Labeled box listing

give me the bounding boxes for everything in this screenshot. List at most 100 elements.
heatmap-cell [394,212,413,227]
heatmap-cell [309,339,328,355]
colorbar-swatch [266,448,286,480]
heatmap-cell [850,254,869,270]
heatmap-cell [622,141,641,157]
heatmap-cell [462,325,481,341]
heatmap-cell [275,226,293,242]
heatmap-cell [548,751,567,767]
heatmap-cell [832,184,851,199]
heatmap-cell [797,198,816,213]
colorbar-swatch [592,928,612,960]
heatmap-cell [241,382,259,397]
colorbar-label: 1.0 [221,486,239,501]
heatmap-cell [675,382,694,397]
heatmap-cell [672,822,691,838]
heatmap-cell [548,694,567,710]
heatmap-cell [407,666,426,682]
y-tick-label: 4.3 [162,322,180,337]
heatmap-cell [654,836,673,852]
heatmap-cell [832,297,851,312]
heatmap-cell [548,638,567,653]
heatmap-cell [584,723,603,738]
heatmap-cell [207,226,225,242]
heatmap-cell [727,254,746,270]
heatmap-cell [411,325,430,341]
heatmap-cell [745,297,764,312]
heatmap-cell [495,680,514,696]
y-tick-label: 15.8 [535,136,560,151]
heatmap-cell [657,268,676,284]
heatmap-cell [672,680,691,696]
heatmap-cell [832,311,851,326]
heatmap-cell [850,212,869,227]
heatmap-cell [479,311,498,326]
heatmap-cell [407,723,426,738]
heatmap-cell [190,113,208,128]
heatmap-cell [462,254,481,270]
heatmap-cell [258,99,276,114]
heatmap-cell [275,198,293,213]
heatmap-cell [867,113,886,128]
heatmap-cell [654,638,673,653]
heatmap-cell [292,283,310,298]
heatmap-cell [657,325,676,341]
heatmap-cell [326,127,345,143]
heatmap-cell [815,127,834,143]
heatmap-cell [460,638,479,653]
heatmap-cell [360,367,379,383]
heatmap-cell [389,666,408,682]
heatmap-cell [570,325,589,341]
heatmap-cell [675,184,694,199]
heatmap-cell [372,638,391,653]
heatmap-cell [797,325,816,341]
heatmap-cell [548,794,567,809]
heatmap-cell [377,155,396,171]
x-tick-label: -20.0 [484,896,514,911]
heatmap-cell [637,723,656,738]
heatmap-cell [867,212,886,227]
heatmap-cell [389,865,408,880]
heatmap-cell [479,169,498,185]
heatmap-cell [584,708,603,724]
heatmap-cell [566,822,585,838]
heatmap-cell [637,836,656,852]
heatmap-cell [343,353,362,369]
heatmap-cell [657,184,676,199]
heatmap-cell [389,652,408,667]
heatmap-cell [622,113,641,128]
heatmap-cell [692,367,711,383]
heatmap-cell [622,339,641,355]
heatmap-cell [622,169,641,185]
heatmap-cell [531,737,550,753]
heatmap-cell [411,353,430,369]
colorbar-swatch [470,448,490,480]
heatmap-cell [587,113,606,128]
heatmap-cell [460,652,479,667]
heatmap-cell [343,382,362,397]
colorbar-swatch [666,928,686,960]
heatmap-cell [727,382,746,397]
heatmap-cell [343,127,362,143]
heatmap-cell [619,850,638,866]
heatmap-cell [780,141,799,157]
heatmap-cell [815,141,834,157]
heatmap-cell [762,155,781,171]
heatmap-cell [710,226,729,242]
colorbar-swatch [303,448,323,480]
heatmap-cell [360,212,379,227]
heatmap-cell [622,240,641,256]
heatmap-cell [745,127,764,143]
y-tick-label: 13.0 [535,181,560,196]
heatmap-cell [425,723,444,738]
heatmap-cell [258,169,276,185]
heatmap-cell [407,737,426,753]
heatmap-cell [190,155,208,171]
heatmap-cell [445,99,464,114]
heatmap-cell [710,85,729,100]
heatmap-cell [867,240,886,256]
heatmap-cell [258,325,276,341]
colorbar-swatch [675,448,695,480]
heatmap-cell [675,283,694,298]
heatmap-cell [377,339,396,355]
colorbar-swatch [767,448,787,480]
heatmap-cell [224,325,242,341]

**Problem statement**
Reproduce every line of the listing above verbatim, changing nothing.

**Full output**
give me the bounding boxes for everything in this screenshot. List at most 100 elements.
heatmap-cell [394,212,413,227]
heatmap-cell [309,339,328,355]
colorbar-swatch [266,448,286,480]
heatmap-cell [850,254,869,270]
heatmap-cell [622,141,641,157]
heatmap-cell [462,325,481,341]
heatmap-cell [275,226,293,242]
heatmap-cell [548,751,567,767]
heatmap-cell [832,184,851,199]
heatmap-cell [797,198,816,213]
colorbar-swatch [592,928,612,960]
heatmap-cell [241,382,259,397]
colorbar-label: 1.0 [221,486,239,501]
heatmap-cell [675,382,694,397]
heatmap-cell [672,822,691,838]
heatmap-cell [548,694,567,710]
heatmap-cell [407,666,426,682]
y-tick-label: 4.3 [162,322,180,337]
heatmap-cell [654,836,673,852]
heatmap-cell [832,297,851,312]
heatmap-cell [548,638,567,653]
heatmap-cell [584,723,603,738]
heatmap-cell [207,226,225,242]
heatmap-cell [727,254,746,270]
heatmap-cell [411,325,430,341]
heatmap-cell [745,297,764,312]
heatmap-cell [495,680,514,696]
y-tick-label: 15.8 [535,136,560,151]
heatmap-cell [657,268,676,284]
heatmap-cell [672,680,691,696]
heatmap-cell [832,311,851,326]
heatmap-cell [850,212,869,227]
heatmap-cell [479,311,498,326]
heatmap-cell [407,723,426,738]
heatmap-cell [190,113,208,128]
heatmap-cell [462,254,481,270]
heatmap-cell [258,99,276,114]
heatmap-cell [275,198,293,213]
heatmap-cell [867,113,886,128]
heatmap-cell [654,638,673,653]
heatmap-cell [292,283,310,298]
heatmap-cell [657,325,676,341]
heatmap-cell [326,127,345,143]
heatmap-cell [815,127,834,143]
heatmap-cell [460,638,479,653]
heatmap-cell [360,367,379,383]
heatmap-cell [389,666,408,682]
heatmap-cell [570,325,589,341]
heatmap-cell [675,184,694,199]
heatmap-cell [372,638,391,653]
heatmap-cell [797,325,816,341]
heatmap-cell [548,794,567,809]
heatmap-cell [377,155,396,171]
x-tick-label: -20.0 [484,896,514,911]
heatmap-cell [637,723,656,738]
heatmap-cell [867,212,886,227]
heatmap-cell [389,865,408,880]
heatmap-cell [479,169,498,185]
heatmap-cell [584,708,603,724]
heatmap-cell [566,822,585,838]
heatmap-cell [637,836,656,852]
heatmap-cell [343,353,362,369]
heatmap-cell [657,184,676,199]
heatmap-cell [389,652,408,667]
heatmap-cell [622,113,641,128]
heatmap-cell [692,367,711,383]
heatmap-cell [622,339,641,355]
heatmap-cell [622,169,641,185]
heatmap-cell [531,737,550,753]
heatmap-cell [411,353,430,369]
colorbar-swatch [470,448,490,480]
heatmap-cell [587,113,606,128]
heatmap-cell [460,652,479,667]
heatmap-cell [343,382,362,397]
colorbar-swatch [666,928,686,960]
heatmap-cell [727,382,746,397]
heatmap-cell [343,127,362,143]
heatmap-cell [619,850,638,866]
heatmap-cell [780,141,799,157]
heatmap-cell [815,141,834,157]
heatmap-cell [762,155,781,171]
heatmap-cell [710,226,729,242]
colorbar-swatch [303,448,323,480]
heatmap-cell [360,212,379,227]
heatmap-cell [622,240,641,256]
heatmap-cell [745,127,764,143]
y-tick-label: 13.0 [535,181,560,196]
heatmap-cell [425,723,444,738]
heatmap-cell [258,169,276,185]
heatmap-cell [407,737,426,753]
heatmap-cell [190,155,208,171]
heatmap-cell [445,99,464,114]
heatmap-cell [710,85,729,100]
heatmap-cell [867,240,886,256]
heatmap-cell [258,325,276,341]
colorbar-swatch [675,448,695,480]
heatmap-cell [675,283,694,298]
heatmap-cell [377,339,396,355]
colorbar-swatch [767,448,787,480]
heatmap-cell [224,325,242,341]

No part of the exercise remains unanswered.